* _WHAT IS ASKED_: Leaving out all images, write out the records that follow exactly.

[Collection entries]
——

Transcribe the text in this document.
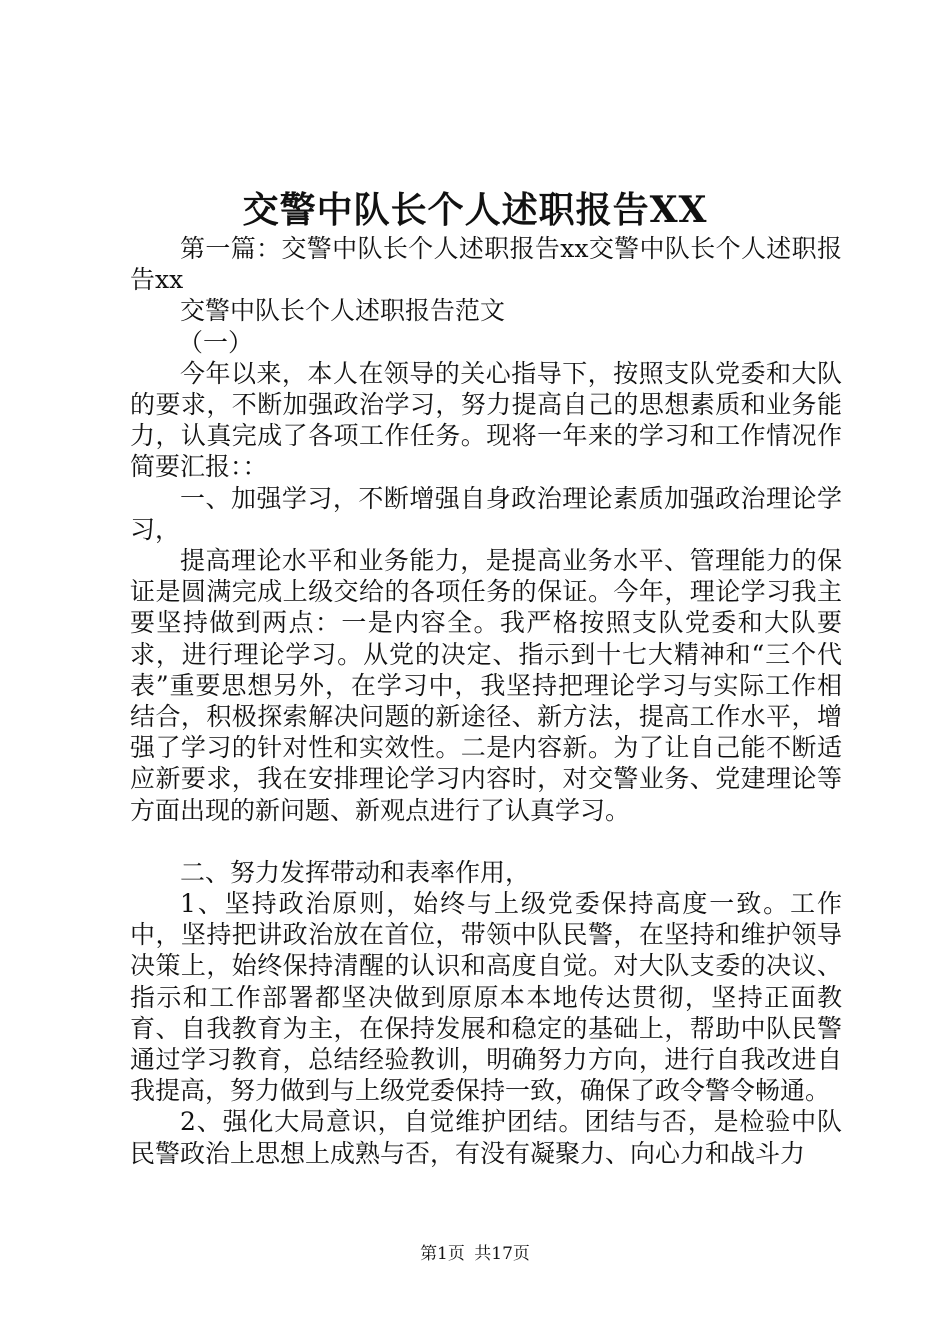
交警中队长个人述职报告XX

第一篇：交警中队长个人述职报告xx交警中队长个人述职报告xx

交警中队长个人述职报告范文

（一）

今年以来，本人在领导的关心指导下，按照支队党委和大队的要求，不断加强政治学习，努力提高自己的思想素质和业务能力，认真完成了各项工作任务。现将一年来的学习和工作情况作简要汇报：：

一、加强学习，不断增强自身政治理论素质加强政治理论学习，

提高理论水平和业务能力，是提高业务水平、管理能力的保证是圆满完成上级交给的各项任务的保证。今年，理论学习我主要坚持做到两点：一是内容全。我严格按照支队党委和大队要求，进行理论学习。从党的决定、指示到十七大精神和“三个代表”重要思想另外，在学习中，我坚持把理论学习与实际工作相结合，积极探索解决问题的新途径、新方法，提高工作水平，增强了学习的针对性和实效性。二是内容新。为了让自己能不断适应新要求，我在安排理论学习内容时，对交警业务、党建理论等方面出现的新问题、新观点进行了认真学习。

二、努力发挥带动和表率作用，

1、坚持政治原则，始终与上级党委保持高度一致。工作中，坚持把讲政治放在首位，带领中队民警，在坚持和维护领导决策上，始终保持清醒的认识和高度自觉。对大队支委的决议、指示和工作部署都坚决做到原原本本地传达贯彻，坚持正面教育、自我教育为主，在保持发展和稳定的基础上，帮助中队民警通过学习教育，总结经验教训，明确努力方向，进行自我改进自我提高，努力做到与上级党委保持一致，确保了政令警令畅通。

2、强化大局意识，自觉维护团结。团结与否，是检验中队民警政治上思想上成熟与否，有没有凝聚力、向心力和战斗力

第1页 共17页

——

* _THE RESPONSE_:
Transcribe the text in this document.
交警中队长个人述职报告XX

第一篇：交警中队长个人述职报告xx交警中队长个人述职报告xx

交警中队长个人述职报告范文

（一）

今年以来，本人在领导的关心指导下，按照支队党委和大队的要求，不断加强政治学习，努力提高自己的思想素质和业务能力，认真完成了各项工作任务。现将一年来的学习和工作情况作简要汇报：：

一、加强学习，不断增强自身政治理论素质加强政治理论学习，

提高理论水平和业务能力，是提高业务水平、管理能力的保证是圆满完成上级交给的各项任务的保证。今年，理论学习我主要坚持做到两点：一是内容全。我严格按照支队党委和大队要求，进行理论学习。从党的决定、指示到十七大精神和“三个代表”重要思想另外，在学习中，我坚持把理论学习与实际工作相结合，积极探索解决问题的新途径、新方法，提高工作水平，增强了学习的针对性和实效性。二是内容新。为了让自己能不断适应新要求，我在安排理论学习内容时，对交警业务、党建理论等方面出现的新问题、新观点进行了认真学习。

二、努力发挥带动和表率作用，

1、坚持政治原则，始终与上级党委保持高度一致。工作中，坚持把讲政治放在首位，带领中队民警，在坚持和维护领导决策上，始终保持清醒的认识和高度自觉。对大队支委的决议、指示和工作部署都坚决做到原原本本地传达贯彻，坚持正面教育、自我教育为主，在保持发展和稳定的基础上，帮助中队民警通过学习教育，总结经验教训，明确努力方向，进行自我改进自我提高，努力做到与上级党委保持一致，确保了政令警令畅通。

2、强化大局意识，自觉维护团结。团结与否，是检验中队民警政治上思想上成熟与否，有没有凝聚力、向心力和战斗力

第1页 共17页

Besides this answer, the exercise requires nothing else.